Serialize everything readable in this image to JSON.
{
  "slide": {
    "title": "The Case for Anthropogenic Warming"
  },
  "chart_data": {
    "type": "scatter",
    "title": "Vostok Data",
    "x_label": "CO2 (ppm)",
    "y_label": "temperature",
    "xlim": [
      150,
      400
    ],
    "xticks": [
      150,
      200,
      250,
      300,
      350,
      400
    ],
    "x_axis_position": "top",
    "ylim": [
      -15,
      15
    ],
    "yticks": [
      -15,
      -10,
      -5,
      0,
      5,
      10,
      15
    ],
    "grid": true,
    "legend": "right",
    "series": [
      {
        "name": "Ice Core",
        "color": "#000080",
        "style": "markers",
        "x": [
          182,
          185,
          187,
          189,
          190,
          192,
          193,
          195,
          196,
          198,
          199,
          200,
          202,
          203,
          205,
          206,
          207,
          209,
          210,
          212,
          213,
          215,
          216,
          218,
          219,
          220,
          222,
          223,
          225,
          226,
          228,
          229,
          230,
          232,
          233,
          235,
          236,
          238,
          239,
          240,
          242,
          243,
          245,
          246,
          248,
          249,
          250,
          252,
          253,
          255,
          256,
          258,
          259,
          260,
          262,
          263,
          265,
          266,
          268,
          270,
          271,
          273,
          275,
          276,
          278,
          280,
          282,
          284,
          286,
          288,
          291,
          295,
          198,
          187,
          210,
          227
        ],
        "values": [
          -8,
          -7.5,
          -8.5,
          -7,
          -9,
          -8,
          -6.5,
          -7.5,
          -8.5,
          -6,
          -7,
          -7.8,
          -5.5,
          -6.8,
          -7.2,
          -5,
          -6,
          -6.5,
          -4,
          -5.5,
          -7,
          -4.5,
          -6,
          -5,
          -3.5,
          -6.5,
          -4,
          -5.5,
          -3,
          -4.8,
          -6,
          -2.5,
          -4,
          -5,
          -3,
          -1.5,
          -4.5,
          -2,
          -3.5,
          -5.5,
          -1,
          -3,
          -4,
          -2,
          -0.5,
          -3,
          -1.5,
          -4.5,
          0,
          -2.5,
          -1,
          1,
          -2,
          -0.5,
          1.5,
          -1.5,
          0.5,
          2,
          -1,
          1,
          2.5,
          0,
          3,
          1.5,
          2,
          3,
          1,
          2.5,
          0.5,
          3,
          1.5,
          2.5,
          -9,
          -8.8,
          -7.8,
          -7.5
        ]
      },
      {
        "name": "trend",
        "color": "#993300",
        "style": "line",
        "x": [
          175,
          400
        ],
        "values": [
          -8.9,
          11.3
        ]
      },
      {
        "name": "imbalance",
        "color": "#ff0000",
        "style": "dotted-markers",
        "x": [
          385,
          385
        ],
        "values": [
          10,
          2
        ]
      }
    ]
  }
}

WORK REQUIRED
How many of these lines contain "name"? Write only the number.

FINAL RESULT
3